■ Given task ■
Pull every line containing the word "JSON" from the records.

■ Material ■
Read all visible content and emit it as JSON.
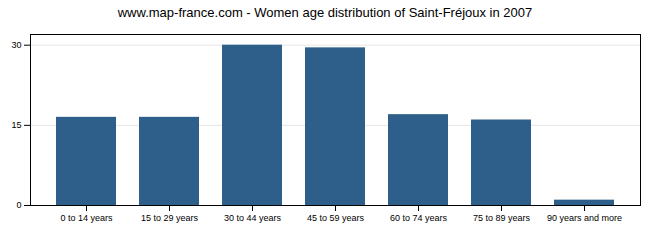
{
  "chart_data": {
    "type": "bar",
    "title": "www.map-france.com - Women age distribution of Saint-Fréjoux in 2007",
    "categories": [
      "0 to 14 years",
      "15 to 29 years",
      "30 to 44 years",
      "45 to 59 years",
      "60 to 74 years",
      "75 to 89 years",
      "90 years and more"
    ],
    "values": [
      16.5,
      16.5,
      30.0,
      29.5,
      17.0,
      16.0,
      1.0
    ],
    "color": "#2e5f8a",
    "ylim": [
      0,
      32
    ],
    "yticks": [
      0,
      15,
      30
    ],
    "grid": true
  }
}
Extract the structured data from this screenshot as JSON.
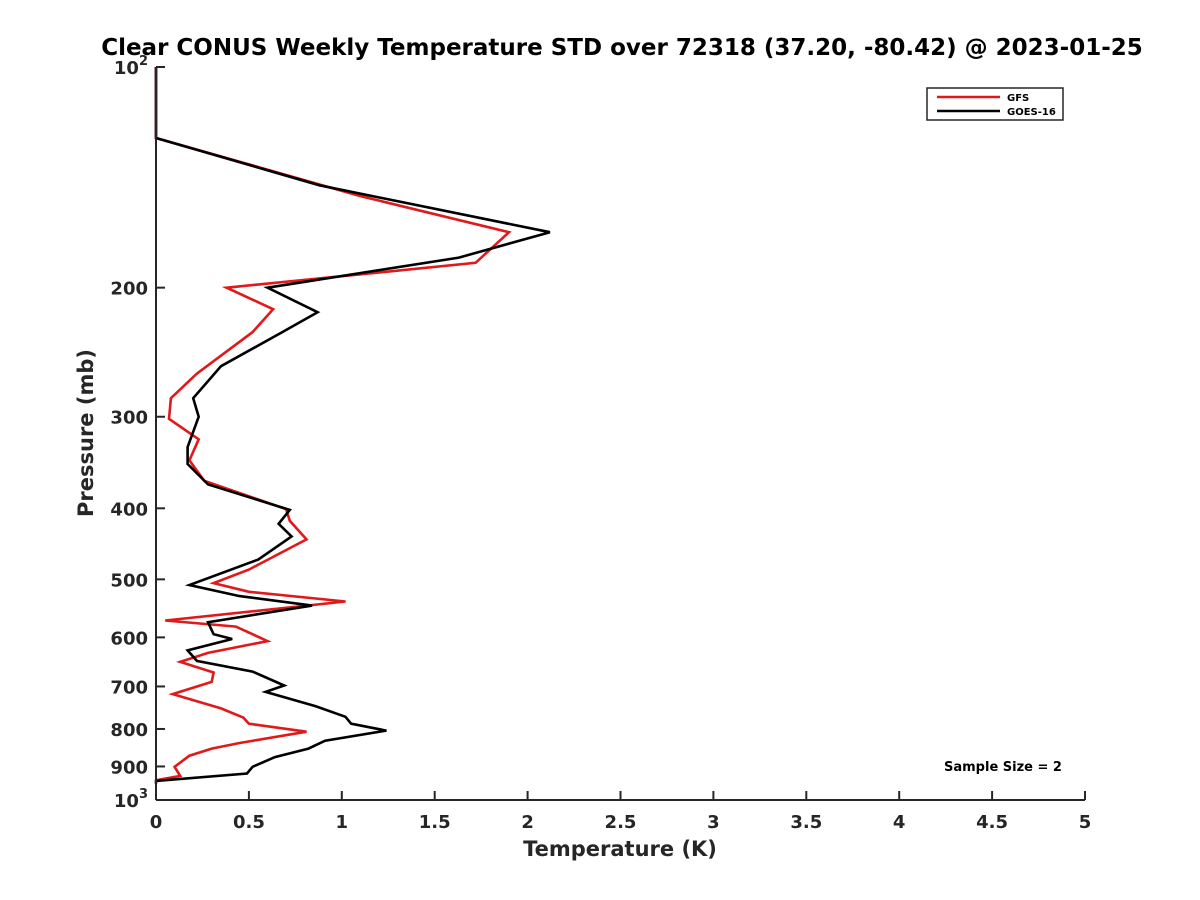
{
  "chart_data": {
    "type": "line",
    "title": "Clear CONUS Weekly Temperature STD over 72318 (37.20, -80.42) @ 2023-01-25",
    "xlabel": "Temperature (K)",
    "ylabel": "Pressure (mb)",
    "xlim": [
      0,
      5
    ],
    "ylim": [
      100,
      1000
    ],
    "y_scale": "log",
    "y_reversed": true,
    "grid": false,
    "legend_position": "top-right",
    "x_ticks": [
      {
        "value": 0,
        "label": "0"
      },
      {
        "value": 0.5,
        "label": "0.5"
      },
      {
        "value": 1,
        "label": "1"
      },
      {
        "value": 1.5,
        "label": "1.5"
      },
      {
        "value": 2,
        "label": "2"
      },
      {
        "value": 2.5,
        "label": "2.5"
      },
      {
        "value": 3,
        "label": "3"
      },
      {
        "value": 3.5,
        "label": "3.5"
      },
      {
        "value": 4,
        "label": "4"
      },
      {
        "value": 4.5,
        "label": "4.5"
      },
      {
        "value": 5,
        "label": "5"
      }
    ],
    "y_ticks": [
      {
        "value": 100,
        "base": "10",
        "exp": "2"
      },
      {
        "value": 200,
        "base": "200",
        "exp": ""
      },
      {
        "value": 300,
        "base": "300",
        "exp": ""
      },
      {
        "value": 400,
        "base": "400",
        "exp": ""
      },
      {
        "value": 500,
        "base": "500",
        "exp": ""
      },
      {
        "value": 600,
        "base": "600",
        "exp": ""
      },
      {
        "value": 700,
        "base": "700",
        "exp": ""
      },
      {
        "value": 800,
        "base": "800",
        "exp": ""
      },
      {
        "value": 900,
        "base": "900",
        "exp": ""
      },
      {
        "value": 1000,
        "base": "10",
        "exp": "3"
      }
    ],
    "series": [
      {
        "name": "GFS",
        "color": "#e0191b",
        "points": [
          [
            0,
            100
          ],
          [
            0,
            125
          ],
          [
            1.1,
            150
          ],
          [
            1.9,
            168
          ],
          [
            1.72,
            185
          ],
          [
            0.38,
            200
          ],
          [
            0.63,
            214
          ],
          [
            0.52,
            230
          ],
          [
            0.22,
            262
          ],
          [
            0.08,
            283
          ],
          [
            0.07,
            302
          ],
          [
            0.23,
            322
          ],
          [
            0.18,
            344
          ],
          [
            0.26,
            367
          ],
          [
            0.7,
            401
          ],
          [
            0.72,
            416
          ],
          [
            0.81,
            441
          ],
          [
            0.5,
            485
          ],
          [
            0.31,
            506
          ],
          [
            0.5,
            520
          ],
          [
            1.02,
            536
          ],
          [
            0.05,
            569
          ],
          [
            0.43,
            580
          ],
          [
            0.6,
            607
          ],
          [
            0.28,
            630
          ],
          [
            0.13,
            648
          ],
          [
            0.31,
            670
          ],
          [
            0.3,
            690
          ],
          [
            0.09,
            717
          ],
          [
            0.35,
            750
          ],
          [
            0.47,
            772
          ],
          [
            0.5,
            787
          ],
          [
            0.81,
            807
          ],
          [
            0.45,
            836
          ],
          [
            0.3,
            851
          ],
          [
            0.18,
            870
          ],
          [
            0.1,
            901
          ],
          [
            0.13,
            927
          ],
          [
            0,
            940
          ]
        ]
      },
      {
        "name": "GOES-16",
        "color": "#000000",
        "points": [
          [
            0,
            100
          ],
          [
            0,
            125
          ],
          [
            0.88,
            145
          ],
          [
            2.12,
            168
          ],
          [
            1.63,
            182
          ],
          [
            0.6,
            200
          ],
          [
            0.87,
            216
          ],
          [
            0.68,
            230
          ],
          [
            0.35,
            256
          ],
          [
            0.2,
            283
          ],
          [
            0.23,
            300
          ],
          [
            0.17,
            330
          ],
          [
            0.17,
            348
          ],
          [
            0.28,
            371
          ],
          [
            0.72,
            402
          ],
          [
            0.66,
            420
          ],
          [
            0.73,
            437
          ],
          [
            0.55,
            470
          ],
          [
            0.18,
            509
          ],
          [
            0.45,
            527
          ],
          [
            0.84,
            543
          ],
          [
            0.28,
            572
          ],
          [
            0.31,
            594
          ],
          [
            0.41,
            603
          ],
          [
            0.17,
            625
          ],
          [
            0.22,
            646
          ],
          [
            0.52,
            668
          ],
          [
            0.69,
            698
          ],
          [
            0.59,
            712
          ],
          [
            0.86,
            745
          ],
          [
            1.02,
            770
          ],
          [
            1.05,
            787
          ],
          [
            1.24,
            804
          ],
          [
            0.91,
            830
          ],
          [
            0.82,
            851
          ],
          [
            0.64,
            874
          ],
          [
            0.52,
            901
          ],
          [
            0.49,
            920
          ],
          [
            0,
            942
          ],
          [
            0,
            950
          ]
        ]
      }
    ],
    "annotations": [
      {
        "text": "Sample Size = 2",
        "position": "bottom-right"
      }
    ]
  }
}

■ Expected answer ■
Read all visible content and emit it as JSON.
Extract the structured data from this screenshot as JSON.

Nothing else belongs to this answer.